Copy only this range: the line with "Transcribe the text in this document." through the final line of the material, inclusive at both ends.

---+---

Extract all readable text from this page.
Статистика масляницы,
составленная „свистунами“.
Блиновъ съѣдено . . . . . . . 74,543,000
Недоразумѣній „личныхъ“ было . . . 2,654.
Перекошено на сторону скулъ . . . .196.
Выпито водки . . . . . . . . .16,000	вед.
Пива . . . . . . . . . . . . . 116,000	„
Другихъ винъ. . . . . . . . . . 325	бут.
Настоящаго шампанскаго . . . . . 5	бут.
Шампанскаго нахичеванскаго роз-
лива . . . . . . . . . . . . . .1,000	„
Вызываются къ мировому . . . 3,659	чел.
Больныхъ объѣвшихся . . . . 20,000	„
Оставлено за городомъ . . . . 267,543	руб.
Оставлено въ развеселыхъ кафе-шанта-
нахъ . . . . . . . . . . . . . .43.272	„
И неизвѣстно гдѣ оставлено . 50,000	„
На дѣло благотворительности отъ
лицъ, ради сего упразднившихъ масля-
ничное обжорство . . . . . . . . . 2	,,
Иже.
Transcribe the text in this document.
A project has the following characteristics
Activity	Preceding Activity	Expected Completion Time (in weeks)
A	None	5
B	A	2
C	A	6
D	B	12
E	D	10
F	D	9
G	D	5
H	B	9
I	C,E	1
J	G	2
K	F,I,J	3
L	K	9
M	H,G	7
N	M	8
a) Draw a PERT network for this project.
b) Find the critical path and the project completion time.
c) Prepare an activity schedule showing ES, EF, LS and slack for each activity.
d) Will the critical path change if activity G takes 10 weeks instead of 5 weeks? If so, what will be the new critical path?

---+---

> [Reply to the exercise]:
Transcribe the text in this document.
A project has the following characteristics
Activity	Preceding Activity	Expected Completion Time (in weeks)
A	None	5
B	A	2
C	A	6
D	B	12
E	D	10
F	D	9
G	D	5
H	B	9
I	C,E	1
J	G	2
K	F,I,J	3
L	K	9
M	H,G	7
N	M	8
a) Draw a PERT network for this project.
b) Find the critical path and the project completion time.
c) Prepare an activity schedule showing ES, EF, LS and slack for each activity.
d) Will the critical path change if activity G takes 10 weeks instead of 5 weeks? If so, what will be the new critical path?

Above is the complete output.